***** Records to process *****

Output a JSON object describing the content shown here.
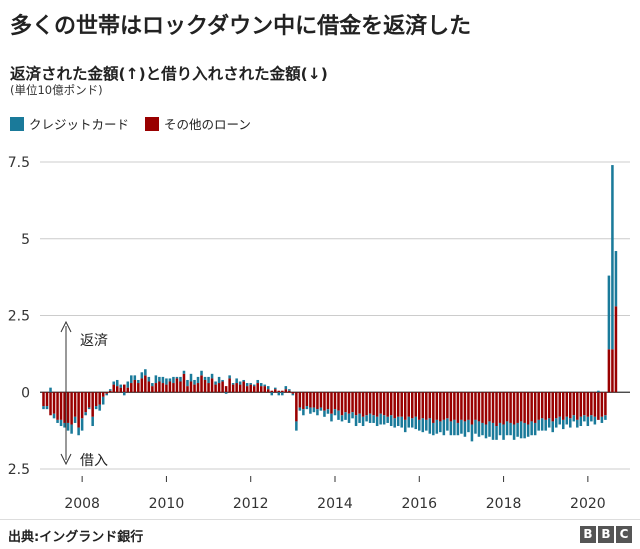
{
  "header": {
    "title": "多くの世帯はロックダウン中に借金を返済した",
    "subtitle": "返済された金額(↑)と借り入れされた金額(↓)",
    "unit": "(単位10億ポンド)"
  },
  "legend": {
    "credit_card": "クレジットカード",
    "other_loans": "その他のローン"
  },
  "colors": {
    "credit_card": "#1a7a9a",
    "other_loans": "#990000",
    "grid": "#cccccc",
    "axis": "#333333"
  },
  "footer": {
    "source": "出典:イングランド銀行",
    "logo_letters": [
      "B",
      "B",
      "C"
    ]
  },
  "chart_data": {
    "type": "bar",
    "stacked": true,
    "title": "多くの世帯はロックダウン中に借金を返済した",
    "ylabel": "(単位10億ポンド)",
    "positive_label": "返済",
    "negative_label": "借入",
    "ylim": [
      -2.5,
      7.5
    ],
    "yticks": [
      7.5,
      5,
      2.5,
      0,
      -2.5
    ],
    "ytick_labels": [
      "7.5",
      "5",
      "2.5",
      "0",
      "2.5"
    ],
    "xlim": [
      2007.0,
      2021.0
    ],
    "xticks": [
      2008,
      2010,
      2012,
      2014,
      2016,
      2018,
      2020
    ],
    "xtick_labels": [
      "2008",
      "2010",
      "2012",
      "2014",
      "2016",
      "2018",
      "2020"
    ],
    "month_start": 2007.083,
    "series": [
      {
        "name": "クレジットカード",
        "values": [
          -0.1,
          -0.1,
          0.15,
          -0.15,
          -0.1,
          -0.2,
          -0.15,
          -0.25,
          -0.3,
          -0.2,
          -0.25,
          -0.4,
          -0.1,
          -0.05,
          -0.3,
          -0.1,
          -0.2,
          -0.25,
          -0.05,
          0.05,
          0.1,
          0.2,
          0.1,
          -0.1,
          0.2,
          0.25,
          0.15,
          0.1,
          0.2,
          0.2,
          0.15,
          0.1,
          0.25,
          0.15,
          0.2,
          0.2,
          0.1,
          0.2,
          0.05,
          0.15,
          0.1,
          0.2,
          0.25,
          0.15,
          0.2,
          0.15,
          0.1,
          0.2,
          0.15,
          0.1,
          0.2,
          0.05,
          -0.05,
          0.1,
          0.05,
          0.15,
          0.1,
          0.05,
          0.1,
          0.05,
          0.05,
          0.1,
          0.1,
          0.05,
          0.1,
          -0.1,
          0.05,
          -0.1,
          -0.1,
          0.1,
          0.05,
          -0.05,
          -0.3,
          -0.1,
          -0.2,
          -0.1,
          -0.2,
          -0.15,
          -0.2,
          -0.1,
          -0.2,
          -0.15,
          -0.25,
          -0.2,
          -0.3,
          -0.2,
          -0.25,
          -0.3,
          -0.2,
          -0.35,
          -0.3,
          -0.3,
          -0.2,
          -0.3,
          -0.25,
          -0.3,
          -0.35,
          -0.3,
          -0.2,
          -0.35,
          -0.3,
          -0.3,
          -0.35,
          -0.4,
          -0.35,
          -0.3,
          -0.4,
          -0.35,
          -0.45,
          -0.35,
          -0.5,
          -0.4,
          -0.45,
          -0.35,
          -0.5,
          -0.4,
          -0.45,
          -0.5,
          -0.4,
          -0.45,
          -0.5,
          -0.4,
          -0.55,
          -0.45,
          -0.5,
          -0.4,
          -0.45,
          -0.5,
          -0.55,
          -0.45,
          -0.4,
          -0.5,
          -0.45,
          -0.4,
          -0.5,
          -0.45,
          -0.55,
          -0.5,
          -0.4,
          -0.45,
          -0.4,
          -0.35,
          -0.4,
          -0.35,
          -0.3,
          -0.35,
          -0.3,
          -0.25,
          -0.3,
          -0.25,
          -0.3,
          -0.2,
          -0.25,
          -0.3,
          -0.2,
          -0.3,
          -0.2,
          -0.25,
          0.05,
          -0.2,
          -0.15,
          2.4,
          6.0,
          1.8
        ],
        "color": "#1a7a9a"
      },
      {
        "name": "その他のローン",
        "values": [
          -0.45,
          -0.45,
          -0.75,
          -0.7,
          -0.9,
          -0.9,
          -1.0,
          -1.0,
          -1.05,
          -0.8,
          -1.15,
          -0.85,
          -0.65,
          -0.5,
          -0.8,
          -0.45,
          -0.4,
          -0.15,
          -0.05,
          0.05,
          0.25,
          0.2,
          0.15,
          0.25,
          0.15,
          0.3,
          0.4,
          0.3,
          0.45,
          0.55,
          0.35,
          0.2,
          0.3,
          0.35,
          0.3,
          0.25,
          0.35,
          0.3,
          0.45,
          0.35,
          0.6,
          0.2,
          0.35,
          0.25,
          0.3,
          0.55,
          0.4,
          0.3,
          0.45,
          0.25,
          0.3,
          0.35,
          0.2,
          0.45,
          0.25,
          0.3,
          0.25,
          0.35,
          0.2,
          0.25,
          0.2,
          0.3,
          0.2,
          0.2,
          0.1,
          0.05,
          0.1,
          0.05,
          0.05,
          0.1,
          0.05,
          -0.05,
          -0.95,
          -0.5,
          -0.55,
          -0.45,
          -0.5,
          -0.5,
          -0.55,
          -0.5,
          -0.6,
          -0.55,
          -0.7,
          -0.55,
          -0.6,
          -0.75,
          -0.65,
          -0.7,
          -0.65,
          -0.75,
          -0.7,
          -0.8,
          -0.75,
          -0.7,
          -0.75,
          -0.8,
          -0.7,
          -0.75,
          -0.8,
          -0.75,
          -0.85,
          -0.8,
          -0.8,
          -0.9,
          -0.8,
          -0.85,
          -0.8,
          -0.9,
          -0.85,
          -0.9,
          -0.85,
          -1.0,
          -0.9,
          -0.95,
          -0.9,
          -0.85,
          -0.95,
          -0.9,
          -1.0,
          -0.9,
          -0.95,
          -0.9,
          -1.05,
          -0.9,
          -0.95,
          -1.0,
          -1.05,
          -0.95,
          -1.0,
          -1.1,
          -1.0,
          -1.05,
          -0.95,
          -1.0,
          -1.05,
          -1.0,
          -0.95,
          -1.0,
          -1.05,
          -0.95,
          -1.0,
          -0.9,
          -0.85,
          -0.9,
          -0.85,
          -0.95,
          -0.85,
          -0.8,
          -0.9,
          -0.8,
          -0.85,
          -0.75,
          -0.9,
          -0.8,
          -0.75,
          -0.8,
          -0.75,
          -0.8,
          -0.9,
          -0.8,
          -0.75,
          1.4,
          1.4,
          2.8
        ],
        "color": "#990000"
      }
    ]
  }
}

*****

Do not include images; quote all of the entries above exactly.

Output a JSON object describing the content shown here.
{
  "header": {
    "title": "多くの世帯はロックダウン中に借金を返済した",
    "subtitle": "返済された金額(↑)と借り入れされた金額(↓)",
    "unit": "(単位10億ポンド)"
  },
  "legend": {
    "credit_card": "クレジットカード",
    "other_loans": "その他のローン"
  },
  "colors": {
    "credit_card": "#1a7a9a",
    "other_loans": "#990000",
    "grid": "#cccccc",
    "axis": "#333333"
  },
  "footer": {
    "source": "出典:イングランド銀行",
    "logo_letters": [
      "B",
      "B",
      "C"
    ]
  },
  "chart_data": {
    "type": "bar",
    "stacked": true,
    "title": "多くの世帯はロックダウン中に借金を返済した",
    "ylabel": "(単位10億ポンド)",
    "positive_label": "返済",
    "negative_label": "借入",
    "ylim": [
      -2.5,
      7.5
    ],
    "yticks": [
      7.5,
      5,
      2.5,
      0,
      -2.5
    ],
    "ytick_labels": [
      "7.5",
      "5",
      "2.5",
      "0",
      "2.5"
    ],
    "xlim": [
      2007.0,
      2021.0
    ],
    "xticks": [
      2008,
      2010,
      2012,
      2014,
      2016,
      2018,
      2020
    ],
    "xtick_labels": [
      "2008",
      "2010",
      "2012",
      "2014",
      "2016",
      "2018",
      "2020"
    ],
    "month_start": 2007.083,
    "series": [
      {
        "name": "クレジットカード",
        "values": [
          -0.1,
          -0.1,
          0.15,
          -0.15,
          -0.1,
          -0.2,
          -0.15,
          -0.25,
          -0.3,
          -0.2,
          -0.25,
          -0.4,
          -0.1,
          -0.05,
          -0.3,
          -0.1,
          -0.2,
          -0.25,
          -0.05,
          0.05,
          0.1,
          0.2,
          0.1,
          -0.1,
          0.2,
          0.25,
          0.15,
          0.1,
          0.2,
          0.2,
          0.15,
          0.1,
          0.25,
          0.15,
          0.2,
          0.2,
          0.1,
          0.2,
          0.05,
          0.15,
          0.1,
          0.2,
          0.25,
          0.15,
          0.2,
          0.15,
          0.1,
          0.2,
          0.15,
          0.1,
          0.2,
          0.05,
          -0.05,
          0.1,
          0.05,
          0.15,
          0.1,
          0.05,
          0.1,
          0.05,
          0.05,
          0.1,
          0.1,
          0.05,
          0.1,
          -0.1,
          0.05,
          -0.1,
          -0.1,
          0.1,
          0.05,
          -0.05,
          -0.3,
          -0.1,
          -0.2,
          -0.1,
          -0.2,
          -0.15,
          -0.2,
          -0.1,
          -0.2,
          -0.15,
          -0.25,
          -0.2,
          -0.3,
          -0.2,
          -0.25,
          -0.3,
          -0.2,
          -0.35,
          -0.3,
          -0.3,
          -0.2,
          -0.3,
          -0.25,
          -0.3,
          -0.35,
          -0.3,
          -0.2,
          -0.35,
          -0.3,
          -0.3,
          -0.35,
          -0.4,
          -0.35,
          -0.3,
          -0.4,
          -0.35,
          -0.45,
          -0.35,
          -0.5,
          -0.4,
          -0.45,
          -0.35,
          -0.5,
          -0.4,
          -0.45,
          -0.5,
          -0.4,
          -0.45,
          -0.5,
          -0.4,
          -0.55,
          -0.45,
          -0.5,
          -0.4,
          -0.45,
          -0.5,
          -0.55,
          -0.45,
          -0.4,
          -0.5,
          -0.45,
          -0.4,
          -0.5,
          -0.45,
          -0.55,
          -0.5,
          -0.4,
          -0.45,
          -0.4,
          -0.35,
          -0.4,
          -0.35,
          -0.3,
          -0.35,
          -0.3,
          -0.25,
          -0.3,
          -0.25,
          -0.3,
          -0.2,
          -0.25,
          -0.3,
          -0.2,
          -0.3,
          -0.2,
          -0.25,
          0.05,
          -0.2,
          -0.15,
          2.4,
          6.0,
          1.8
        ],
        "color": "#1a7a9a"
      },
      {
        "name": "その他のローン",
        "values": [
          -0.45,
          -0.45,
          -0.75,
          -0.7,
          -0.9,
          -0.9,
          -1.0,
          -1.0,
          -1.05,
          -0.8,
          -1.15,
          -0.85,
          -0.65,
          -0.5,
          -0.8,
          -0.45,
          -0.4,
          -0.15,
          -0.05,
          0.05,
          0.25,
          0.2,
          0.15,
          0.25,
          0.15,
          0.3,
          0.4,
          0.3,
          0.45,
          0.55,
          0.35,
          0.2,
          0.3,
          0.35,
          0.3,
          0.25,
          0.35,
          0.3,
          0.45,
          0.35,
          0.6,
          0.2,
          0.35,
          0.25,
          0.3,
          0.55,
          0.4,
          0.3,
          0.45,
          0.25,
          0.3,
          0.35,
          0.2,
          0.45,
          0.25,
          0.3,
          0.25,
          0.35,
          0.2,
          0.25,
          0.2,
          0.3,
          0.2,
          0.2,
          0.1,
          0.05,
          0.1,
          0.05,
          0.05,
          0.1,
          0.05,
          -0.05,
          -0.95,
          -0.5,
          -0.55,
          -0.45,
          -0.5,
          -0.5,
          -0.55,
          -0.5,
          -0.6,
          -0.55,
          -0.7,
          -0.55,
          -0.6,
          -0.75,
          -0.65,
          -0.7,
          -0.65,
          -0.75,
          -0.7,
          -0.8,
          -0.75,
          -0.7,
          -0.75,
          -0.8,
          -0.7,
          -0.75,
          -0.8,
          -0.75,
          -0.85,
          -0.8,
          -0.8,
          -0.9,
          -0.8,
          -0.85,
          -0.8,
          -0.9,
          -0.85,
          -0.9,
          -0.85,
          -1.0,
          -0.9,
          -0.95,
          -0.9,
          -0.85,
          -0.95,
          -0.9,
          -1.0,
          -0.9,
          -0.95,
          -0.9,
          -1.05,
          -0.9,
          -0.95,
          -1.0,
          -1.05,
          -0.95,
          -1.0,
          -1.1,
          -1.0,
          -1.05,
          -0.95,
          -1.0,
          -1.05,
          -1.0,
          -0.95,
          -1.0,
          -1.05,
          -0.95,
          -1.0,
          -0.9,
          -0.85,
          -0.9,
          -0.85,
          -0.95,
          -0.85,
          -0.8,
          -0.9,
          -0.8,
          -0.85,
          -0.75,
          -0.9,
          -0.8,
          -0.75,
          -0.8,
          -0.75,
          -0.8,
          -0.9,
          -0.8,
          -0.75,
          1.4,
          1.4,
          2.8
        ],
        "color": "#990000"
      }
    ]
  }
}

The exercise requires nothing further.